_Objetivo 1:_
No relato sobre o ratinho Carlinhos, por que o pai mata a catita com a enxada? Responda em uma a três frases.
_Objetivo 2:_
Transcreva fielmente, do relato sobre o ratinho Carlinhos, o trecho que se inicia nas palavras que contêm "Discretamente, coloquei o" e termina em "nome de Carlinhos.".

_Trecho do texto:_
┄┄┄┄┄┄

Atualizado: 10 de mai. de 2022



Em junho de 1987, toda a família estava reunida trabalhando na segunda “limpa” da roça de milho e feijão. De repente, um rato saiu às pressas de uma moita de jacarandá. - "É uma catita", falou meu pai, eu nem olhei direito e ele acertou a enxada no bichinho que morreu ali mesmo; sem nenhuma defesa. Meu coração sangrou, não conseguia aceitar, e com o rosto banhado de lágrimas, suor e poeira da terra, eu questionei: - o que fizera o pobre animal para ser morto de forma tão violenta? Meu pai respondeu: - "Deixa de besteira, isso não é animal, é peste e se eu deixasse vivo iria comer o milho e o feijão de nossa roça". Não me convenceu, eu apenas pensava em silêncio, a roça é nossa, mas a terra e as matas também são deles.

Remexi a moita com o propósito de entender o que a catita fazia ali, enxerguei um buraco e nele haviam dois ratinhos, um já estava morto, certamente pelas pancadas da enxada na moita, mas o outro, estava vivo. Pronto. Engoli o choro. Com as mãos sujas de terra eu enxuguei o rosto e assumi o compromisso: é minha obrigação cuidar do filhote sem mãe.

Discretamente, coloquei o ratinho minúsculo e indefeso no bolso do blusão que me protegia do sol e sem que ninguém percebesse eu levei-o para casa. Em parceria com minhas bonecas arrumamos o quartinho, o berço e todo o enxoval. Também fizemos um batizado fantasioso e demos o nome de Carlinhos.

Cinco dias e cinco noites se passaram. O “bebê” dormia durante o dia e a noite ele chorava com fome e sentindo falta da mãe. Eu dava leite e colocava no meu colo, mas aquela situação começou a chamar a atenção de toda a família. Meu pai reclamava: - "gato preguiçoso, a casa tá cheia de ratos". Em silêncio eu ficava angustiada ensaiando como contar para a família que eu havia me tornado a mãe de um ratinho.

A minha rotina mudou completamente, embora eu estivesse de férias da escola, podendo brincar, passear, eu sabia que não podia me afastar de Carlinhos, pois havia o perigo do gato e de toda a minha família. O bichinho crescia forte e já estava com os olhinhos abertos, aos poucos, demonstrava astúcia para sair do berço e até da casinha de bonecas.

No sexto dia de maternidade, as amigas me convidaram para um "banho de rio". Que tentação. Eu estava cansada e estressada da vida de mãe independente. Decidi ir, mas antes, alimentei o Carlinhos e coloquei-o para dormir. Era pouco tempo, pensei comigo.

Naquela tarde, não consegui me divertir como antes, meu coração de criança estava apertado com medo que algo pudesse acontecer com Carlinhos. Voltei às pressas e quando cheguei em casa o pior havia acontecido. O pequeno Carlinhos havia sido morto pelos meus irmãos, que com bravura contavam que tinham encontrado um ninho de rato em cima da parede e que os ratos não iriam mais incomodar a família durante a noite. Não tive forças para desmenti-los.

Minhas pernas pequenas e tortas adormeceram, um aperto no peito e um entalo na garganta me consumiram a alma. Cai no chão chorando e aos prantos eu gritei: - os ratos não merecem ser amados?

┄┄┄┄┄┄

_Dados extraídos:_
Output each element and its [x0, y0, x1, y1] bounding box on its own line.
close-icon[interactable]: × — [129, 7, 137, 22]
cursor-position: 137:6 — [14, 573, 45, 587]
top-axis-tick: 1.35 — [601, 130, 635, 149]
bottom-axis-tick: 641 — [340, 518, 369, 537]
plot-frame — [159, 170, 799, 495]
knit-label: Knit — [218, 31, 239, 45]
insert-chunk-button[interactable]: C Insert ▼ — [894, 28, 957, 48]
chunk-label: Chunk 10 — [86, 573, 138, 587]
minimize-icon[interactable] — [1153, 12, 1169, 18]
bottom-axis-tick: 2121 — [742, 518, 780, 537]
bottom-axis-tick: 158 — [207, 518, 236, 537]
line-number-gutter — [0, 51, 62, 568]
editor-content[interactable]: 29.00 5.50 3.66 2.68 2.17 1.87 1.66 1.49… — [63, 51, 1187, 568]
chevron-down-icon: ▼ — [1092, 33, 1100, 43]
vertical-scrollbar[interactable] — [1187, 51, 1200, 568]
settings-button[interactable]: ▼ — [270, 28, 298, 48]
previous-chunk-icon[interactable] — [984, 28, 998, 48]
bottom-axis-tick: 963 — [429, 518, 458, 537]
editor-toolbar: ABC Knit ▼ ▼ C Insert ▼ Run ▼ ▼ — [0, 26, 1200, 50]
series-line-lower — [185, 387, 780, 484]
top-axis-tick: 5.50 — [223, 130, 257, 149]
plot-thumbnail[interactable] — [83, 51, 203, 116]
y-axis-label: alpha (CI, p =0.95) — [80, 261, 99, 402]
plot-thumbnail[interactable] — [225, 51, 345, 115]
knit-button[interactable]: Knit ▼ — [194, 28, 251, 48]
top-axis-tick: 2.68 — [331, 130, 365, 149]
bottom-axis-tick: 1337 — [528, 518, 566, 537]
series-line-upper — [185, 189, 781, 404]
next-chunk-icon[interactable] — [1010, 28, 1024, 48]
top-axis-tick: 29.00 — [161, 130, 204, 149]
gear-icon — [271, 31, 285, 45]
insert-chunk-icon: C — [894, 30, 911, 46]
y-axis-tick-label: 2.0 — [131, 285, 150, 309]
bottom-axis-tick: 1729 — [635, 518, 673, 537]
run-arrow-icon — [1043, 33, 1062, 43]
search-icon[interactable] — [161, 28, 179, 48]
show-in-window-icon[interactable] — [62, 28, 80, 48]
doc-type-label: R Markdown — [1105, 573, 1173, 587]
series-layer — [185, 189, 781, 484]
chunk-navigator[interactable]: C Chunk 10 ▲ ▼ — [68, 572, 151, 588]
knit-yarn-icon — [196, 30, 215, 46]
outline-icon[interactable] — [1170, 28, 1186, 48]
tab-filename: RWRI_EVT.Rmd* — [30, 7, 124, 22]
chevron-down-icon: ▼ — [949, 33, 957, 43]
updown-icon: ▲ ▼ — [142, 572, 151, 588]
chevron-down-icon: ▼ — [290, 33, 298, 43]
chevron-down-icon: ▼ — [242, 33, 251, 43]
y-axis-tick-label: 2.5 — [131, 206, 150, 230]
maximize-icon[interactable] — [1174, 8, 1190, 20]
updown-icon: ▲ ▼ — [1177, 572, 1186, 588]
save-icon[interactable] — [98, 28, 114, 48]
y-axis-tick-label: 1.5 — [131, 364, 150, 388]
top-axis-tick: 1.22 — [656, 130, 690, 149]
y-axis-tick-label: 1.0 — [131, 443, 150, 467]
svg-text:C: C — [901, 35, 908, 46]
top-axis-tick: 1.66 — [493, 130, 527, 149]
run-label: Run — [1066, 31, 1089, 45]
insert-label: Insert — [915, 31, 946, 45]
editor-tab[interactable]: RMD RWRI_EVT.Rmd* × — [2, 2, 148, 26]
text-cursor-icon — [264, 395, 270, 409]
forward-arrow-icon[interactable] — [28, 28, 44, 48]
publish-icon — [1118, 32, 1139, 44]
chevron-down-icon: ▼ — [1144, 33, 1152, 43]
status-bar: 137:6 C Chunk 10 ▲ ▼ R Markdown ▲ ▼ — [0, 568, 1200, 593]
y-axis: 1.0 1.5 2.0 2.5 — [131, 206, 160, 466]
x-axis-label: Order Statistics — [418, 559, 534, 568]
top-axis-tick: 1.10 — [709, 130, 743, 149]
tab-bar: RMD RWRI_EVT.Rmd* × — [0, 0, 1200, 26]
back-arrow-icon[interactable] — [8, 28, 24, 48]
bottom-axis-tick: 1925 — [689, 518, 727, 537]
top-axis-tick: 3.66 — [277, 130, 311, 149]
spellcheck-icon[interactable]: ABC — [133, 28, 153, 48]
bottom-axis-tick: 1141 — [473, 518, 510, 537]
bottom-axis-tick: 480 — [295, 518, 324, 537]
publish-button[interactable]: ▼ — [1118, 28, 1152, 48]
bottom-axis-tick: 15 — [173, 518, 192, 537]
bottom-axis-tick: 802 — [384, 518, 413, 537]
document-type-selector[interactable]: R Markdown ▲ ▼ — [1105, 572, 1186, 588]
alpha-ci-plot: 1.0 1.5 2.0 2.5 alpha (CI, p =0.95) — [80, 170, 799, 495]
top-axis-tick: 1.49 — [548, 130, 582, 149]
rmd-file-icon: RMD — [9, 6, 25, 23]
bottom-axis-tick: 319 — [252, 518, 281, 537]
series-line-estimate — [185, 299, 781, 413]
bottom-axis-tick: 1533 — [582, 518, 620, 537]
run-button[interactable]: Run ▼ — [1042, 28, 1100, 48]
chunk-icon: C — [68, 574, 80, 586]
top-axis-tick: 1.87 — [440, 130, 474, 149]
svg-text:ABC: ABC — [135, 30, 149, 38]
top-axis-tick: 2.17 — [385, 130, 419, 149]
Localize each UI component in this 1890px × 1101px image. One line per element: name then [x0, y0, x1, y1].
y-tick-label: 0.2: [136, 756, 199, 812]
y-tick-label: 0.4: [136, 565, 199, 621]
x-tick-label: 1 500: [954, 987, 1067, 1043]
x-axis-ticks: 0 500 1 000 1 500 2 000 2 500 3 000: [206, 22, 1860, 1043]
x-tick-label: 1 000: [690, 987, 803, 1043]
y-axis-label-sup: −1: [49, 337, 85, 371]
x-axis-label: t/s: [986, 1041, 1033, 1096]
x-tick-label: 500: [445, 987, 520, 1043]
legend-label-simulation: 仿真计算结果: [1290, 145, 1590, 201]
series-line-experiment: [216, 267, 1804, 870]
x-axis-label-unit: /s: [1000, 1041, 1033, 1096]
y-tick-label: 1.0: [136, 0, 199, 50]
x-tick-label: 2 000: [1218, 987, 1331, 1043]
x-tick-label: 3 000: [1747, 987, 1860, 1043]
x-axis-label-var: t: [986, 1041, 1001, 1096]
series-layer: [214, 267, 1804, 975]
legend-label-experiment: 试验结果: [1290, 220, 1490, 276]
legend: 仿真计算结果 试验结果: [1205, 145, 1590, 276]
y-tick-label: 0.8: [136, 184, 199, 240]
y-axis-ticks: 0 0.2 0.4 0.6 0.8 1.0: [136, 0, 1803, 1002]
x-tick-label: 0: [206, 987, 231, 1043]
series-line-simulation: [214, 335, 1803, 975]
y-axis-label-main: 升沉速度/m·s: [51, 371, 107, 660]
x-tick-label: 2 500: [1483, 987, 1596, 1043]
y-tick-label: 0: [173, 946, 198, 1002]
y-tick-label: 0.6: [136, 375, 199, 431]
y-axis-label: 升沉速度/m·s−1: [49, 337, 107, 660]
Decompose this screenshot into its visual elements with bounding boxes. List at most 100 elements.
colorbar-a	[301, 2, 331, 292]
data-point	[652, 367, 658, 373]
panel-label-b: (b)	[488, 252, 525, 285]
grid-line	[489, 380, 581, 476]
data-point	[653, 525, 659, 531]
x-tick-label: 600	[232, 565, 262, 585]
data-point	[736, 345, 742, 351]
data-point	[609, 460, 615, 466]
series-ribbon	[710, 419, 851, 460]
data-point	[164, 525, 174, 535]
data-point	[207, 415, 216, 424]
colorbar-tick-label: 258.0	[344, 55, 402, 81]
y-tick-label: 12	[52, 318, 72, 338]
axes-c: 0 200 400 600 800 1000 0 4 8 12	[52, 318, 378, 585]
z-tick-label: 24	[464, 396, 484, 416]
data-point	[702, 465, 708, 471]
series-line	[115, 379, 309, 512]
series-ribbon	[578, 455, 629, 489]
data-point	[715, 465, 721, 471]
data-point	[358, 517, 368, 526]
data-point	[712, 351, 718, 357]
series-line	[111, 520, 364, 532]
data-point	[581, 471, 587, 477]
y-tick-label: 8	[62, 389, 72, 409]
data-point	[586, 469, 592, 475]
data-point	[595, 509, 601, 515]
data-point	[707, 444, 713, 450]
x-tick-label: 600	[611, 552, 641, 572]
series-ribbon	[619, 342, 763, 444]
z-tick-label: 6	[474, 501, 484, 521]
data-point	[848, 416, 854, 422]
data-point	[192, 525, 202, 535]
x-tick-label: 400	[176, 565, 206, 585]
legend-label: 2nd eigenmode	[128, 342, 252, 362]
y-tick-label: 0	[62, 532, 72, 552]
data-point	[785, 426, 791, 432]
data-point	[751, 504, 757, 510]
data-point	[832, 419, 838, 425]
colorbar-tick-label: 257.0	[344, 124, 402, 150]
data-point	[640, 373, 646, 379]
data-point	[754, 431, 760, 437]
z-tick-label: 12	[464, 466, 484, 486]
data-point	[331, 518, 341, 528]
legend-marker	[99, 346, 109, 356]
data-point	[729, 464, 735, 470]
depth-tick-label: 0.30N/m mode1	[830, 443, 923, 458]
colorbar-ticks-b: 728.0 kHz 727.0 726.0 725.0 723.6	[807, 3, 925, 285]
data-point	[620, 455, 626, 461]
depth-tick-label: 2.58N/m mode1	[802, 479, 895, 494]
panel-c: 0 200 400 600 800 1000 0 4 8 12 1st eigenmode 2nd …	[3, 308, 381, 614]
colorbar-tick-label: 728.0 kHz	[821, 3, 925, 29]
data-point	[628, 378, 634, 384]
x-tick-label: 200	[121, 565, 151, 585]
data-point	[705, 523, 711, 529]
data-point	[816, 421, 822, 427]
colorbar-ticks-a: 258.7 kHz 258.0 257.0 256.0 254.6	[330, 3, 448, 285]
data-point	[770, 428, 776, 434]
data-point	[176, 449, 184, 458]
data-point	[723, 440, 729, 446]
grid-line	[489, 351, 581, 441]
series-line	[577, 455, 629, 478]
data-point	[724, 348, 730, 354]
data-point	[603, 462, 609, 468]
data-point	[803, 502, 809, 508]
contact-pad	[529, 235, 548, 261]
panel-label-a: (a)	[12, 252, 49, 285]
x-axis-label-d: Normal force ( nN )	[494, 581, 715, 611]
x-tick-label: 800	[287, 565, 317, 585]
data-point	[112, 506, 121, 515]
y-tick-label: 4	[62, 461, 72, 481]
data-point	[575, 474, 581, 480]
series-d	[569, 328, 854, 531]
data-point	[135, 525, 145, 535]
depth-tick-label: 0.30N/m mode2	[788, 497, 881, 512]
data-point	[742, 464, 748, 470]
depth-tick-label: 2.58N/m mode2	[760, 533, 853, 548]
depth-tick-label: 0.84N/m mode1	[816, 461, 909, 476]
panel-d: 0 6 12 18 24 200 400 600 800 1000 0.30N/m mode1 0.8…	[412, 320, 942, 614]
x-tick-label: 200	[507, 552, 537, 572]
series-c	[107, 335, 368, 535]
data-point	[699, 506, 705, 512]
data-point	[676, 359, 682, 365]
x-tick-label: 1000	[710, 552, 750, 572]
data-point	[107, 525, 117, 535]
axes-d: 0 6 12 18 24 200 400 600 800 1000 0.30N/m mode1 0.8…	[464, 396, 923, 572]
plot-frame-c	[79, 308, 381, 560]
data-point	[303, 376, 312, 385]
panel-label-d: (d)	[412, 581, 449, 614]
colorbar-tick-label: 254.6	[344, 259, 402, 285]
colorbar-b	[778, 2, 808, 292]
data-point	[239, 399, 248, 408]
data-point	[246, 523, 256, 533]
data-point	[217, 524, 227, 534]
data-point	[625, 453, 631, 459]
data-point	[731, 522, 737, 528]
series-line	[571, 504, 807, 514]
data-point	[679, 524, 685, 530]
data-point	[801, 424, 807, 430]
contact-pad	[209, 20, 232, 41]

┄┄┄┄┄┄

_Resposta escrita 1:_
Para o pai, a catita não era um animal, e sim uma peste. Se a deixasse viva, ela comeria o milho e o feijão da roça da família.

_Resposta escrita 2:_
Discretamente, coloquei o ratinho minúsculo e indefeso no bolso do blusão que me protegia do sol e sem que ninguém percebesse eu levei-o para casa. Em parceria com minhas bonecas arrumamos o quartinho, o berço e todo o enxoval. Também fizemos um batizado fantasioso e demos o nome de Carlinhos.